# start of Source text

Observations show that soils in the U.K have been losing carbon at the rate of four million tonnes a year for the past 25 years according to a paper in Nature by Bellamy et al. in September 2005, who note that these results are unlikely to be explained by land use changes. Results such as this rely on a dense sampling network and thus are not available on a global scale. Extrapolating to all of the United Kingdom, they estimate annual losses of 13 million tons per year. This is as much as the annual reductions in carbon dioxide emissions achieved by the UK under the Kyoto Treaty (12.7 million tons of carbon per year).

It has also been suggested (by Chris Freeman) that the release of dissolved organic carbon (DOC) from peat bogs into water courses (from which it would in turn enter the atmosphere) constitutes a positive feedback for global warming. The carbon currently stored in peatlands (390–455 gigatonnes, one-third of the total land-based carbon store) is over half the amount of carbon already in the atmosphere. DOC levels in water courses are observably rising; Freeman's hypothesis is that, not elevated temperatures, but elevated levels of atmospheric CO2 are responsible, through stimulation of primary productivity.

Tree deaths are believed to be increasing as a result of climate change, which is a positive feedback effect.

Wetlands and freshwater ecosystems are predicted to be the largest potential contributor to a global methane climate feedback. Long-term warming changes the balance in the methane-related microbial community within freshwater ecosystems so they produce more methane while proportionately less is oxidised to carbon dioxide.

Arctic methane release 

Warming is also the triggering variable for the release of carbon (potentially as methane) in the arctic. Methane released from thawing permafrost such as the frozen peat bogs in Siberia, and from methane clathrate on the sea floor, creates a positive feedback. In April 2019, Turetsky et al. reported permafrost was thawing quicker than predicted. Recently the understanding of the climate feedback from permafrost improved, but potential emissions from the subsea permafrost remain unknown and are - like many other soil carbon feedbacks - still absent from most climate models.

Thawing permafrost peat bogs

Western Siberia is the world's largest peat bog, a one million square kilometer region of permafrost peat bog that was formed 11,000 years ago at the end of the last ice age. The melting of its permafrost is likely to lead to the release, over decades, of large quantities of methane. As much as 70,000 million tonnes of methane, an extremely effective greenhouse gas, might be released over the next few decades, creating an additional source of greenhouse gas emissions. Similar melting has been observed in eastern Siberia. Lawrence et al. (2008) suggest that a rapid melting of Arctic sea ice may start a feedback loop that rapidly melts Arctic permafrost, triggering further warming. May 31, 2010. NASA published that globally "Greenhouse gases are escaping the permafrost and entering the atmosphere at an increasing rate - up to 50 billion tons each year of methane, for example - due to a global thawing trend. This is particularly troublesome because methane heats the atmosphere with 25 times the efficiency of carbon dioxide" (the equivalent of 1250 billion tons of  per year).

# end of Source text

### Set problem
Please set down the climate feedback text word for word, from "Tree deaths are" to "to carbon dioxide.".

# start of Data listing

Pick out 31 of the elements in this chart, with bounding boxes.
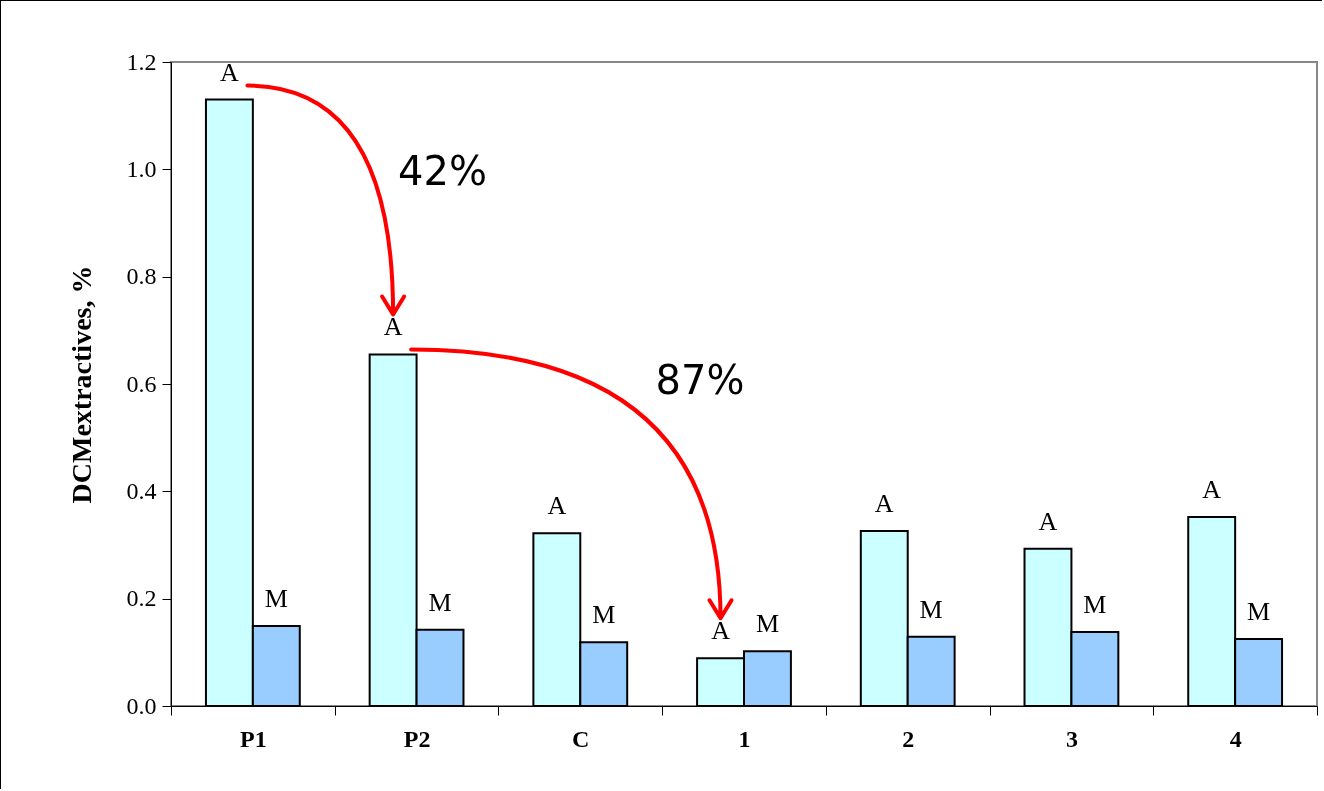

# end of Data listing
# start of Data listing

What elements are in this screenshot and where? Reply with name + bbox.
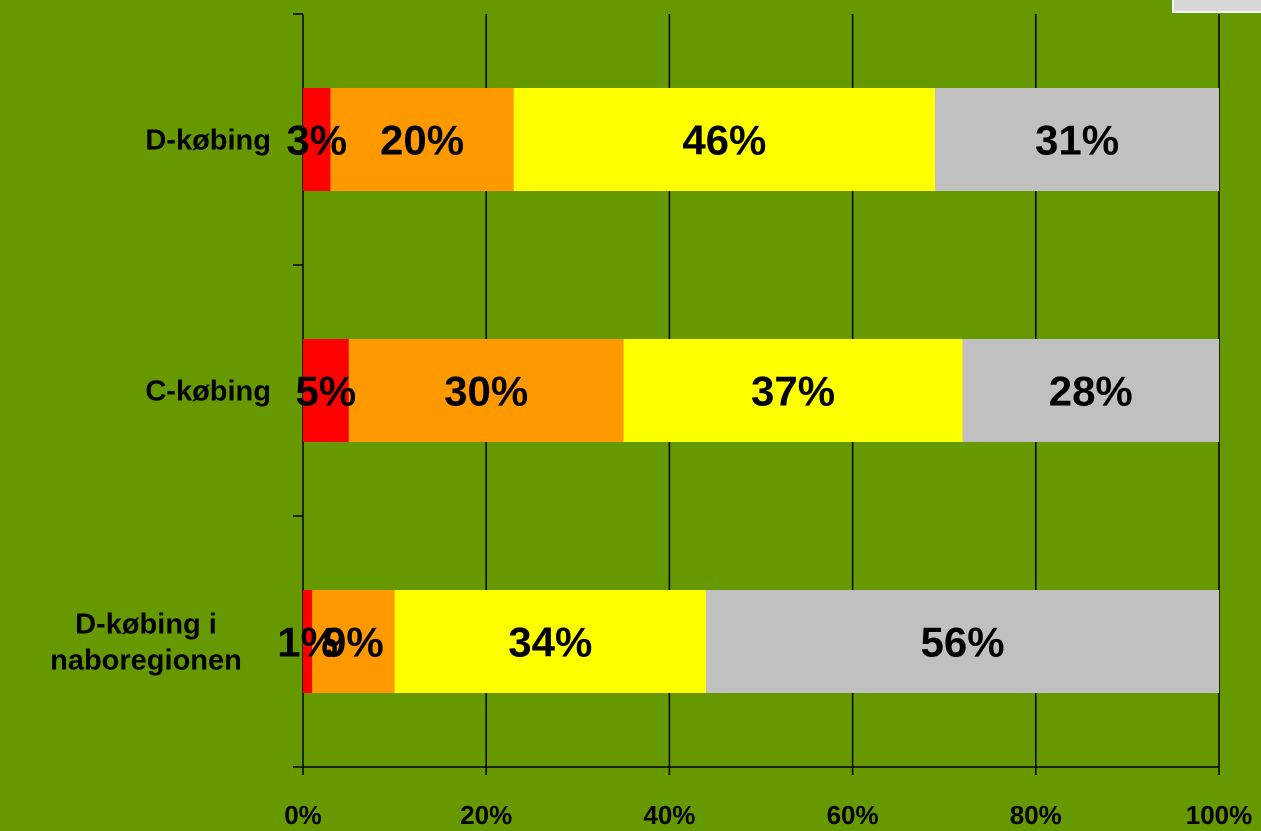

# end of Data listing

### Written solution
Tree deaths are believed to be increasing as a result of climate change, which is a positive feedback effect.

Wetlands and freshwater ecosystems are predicted to be the largest potential contributor to a global methane climate feedback. Long-term warming changes the balance in the methane-related microbial community within freshwater ecosystems so they produce more methane while proportionately less is oxidised to carbon dioxide.